What to produce. Retype the full set of records. Keep every character identical.

Entries shown.
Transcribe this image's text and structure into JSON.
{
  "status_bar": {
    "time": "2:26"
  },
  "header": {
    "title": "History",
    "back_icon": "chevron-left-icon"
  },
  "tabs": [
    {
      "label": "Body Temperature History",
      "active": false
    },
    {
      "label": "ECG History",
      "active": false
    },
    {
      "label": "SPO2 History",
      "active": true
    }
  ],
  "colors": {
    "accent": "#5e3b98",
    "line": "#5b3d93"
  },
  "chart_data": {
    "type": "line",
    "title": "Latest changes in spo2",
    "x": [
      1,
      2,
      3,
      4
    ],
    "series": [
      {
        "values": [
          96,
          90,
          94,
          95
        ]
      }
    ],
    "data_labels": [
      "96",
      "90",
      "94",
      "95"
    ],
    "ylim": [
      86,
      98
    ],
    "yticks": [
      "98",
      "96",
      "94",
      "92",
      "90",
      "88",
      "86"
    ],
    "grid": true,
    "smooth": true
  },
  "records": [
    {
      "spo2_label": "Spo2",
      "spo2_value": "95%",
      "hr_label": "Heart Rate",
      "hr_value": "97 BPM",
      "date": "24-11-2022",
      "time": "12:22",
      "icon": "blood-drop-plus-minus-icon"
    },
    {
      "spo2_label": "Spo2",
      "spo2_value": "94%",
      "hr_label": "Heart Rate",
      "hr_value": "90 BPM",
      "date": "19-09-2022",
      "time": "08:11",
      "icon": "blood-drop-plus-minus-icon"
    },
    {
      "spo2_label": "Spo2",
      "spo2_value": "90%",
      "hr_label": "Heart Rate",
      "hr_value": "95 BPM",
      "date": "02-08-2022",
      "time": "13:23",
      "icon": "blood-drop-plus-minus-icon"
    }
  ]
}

Response to the exercise.
Transcribe this image's text and structure into JSON.
{
  "status_bar": {
    "time": "2:26"
  },
  "header": {
    "title": "History",
    "back_icon": "chevron-left-icon"
  },
  "tabs": [
    {
      "label": "Body Temperature History",
      "active": false
    },
    {
      "label": "ECG History",
      "active": false
    },
    {
      "label": "SPO2 History",
      "active": true
    }
  ],
  "colors": {
    "accent": "#5e3b98",
    "line": "#5b3d93"
  },
  "chart_data": {
    "type": "line",
    "title": "Latest changes in spo2",
    "x": [
      1,
      2,
      3,
      4
    ],
    "series": [
      {
        "values": [
          96,
          90,
          94,
          95
        ]
      }
    ],
    "data_labels": [
      "96",
      "90",
      "94",
      "95"
    ],
    "ylim": [
      86,
      98
    ],
    "yticks": [
      "98",
      "96",
      "94",
      "92",
      "90",
      "88",
      "86"
    ],
    "grid": true,
    "smooth": true
  },
  "records": [
    {
      "spo2_label": "Spo2",
      "spo2_value": "95%",
      "hr_label": "Heart Rate",
      "hr_value": "97 BPM",
      "date": "24-11-2022",
      "time": "12:22",
      "icon": "blood-drop-plus-minus-icon"
    },
    {
      "spo2_label": "Spo2",
      "spo2_value": "94%",
      "hr_label": "Heart Rate",
      "hr_value": "90 BPM",
      "date": "19-09-2022",
      "time": "08:11",
      "icon": "blood-drop-plus-minus-icon"
    },
    {
      "spo2_label": "Spo2",
      "spo2_value": "90%",
      "hr_label": "Heart Rate",
      "hr_value": "95 BPM",
      "date": "02-08-2022",
      "time": "13:23",
      "icon": "blood-drop-plus-minus-icon"
    }
  ]
}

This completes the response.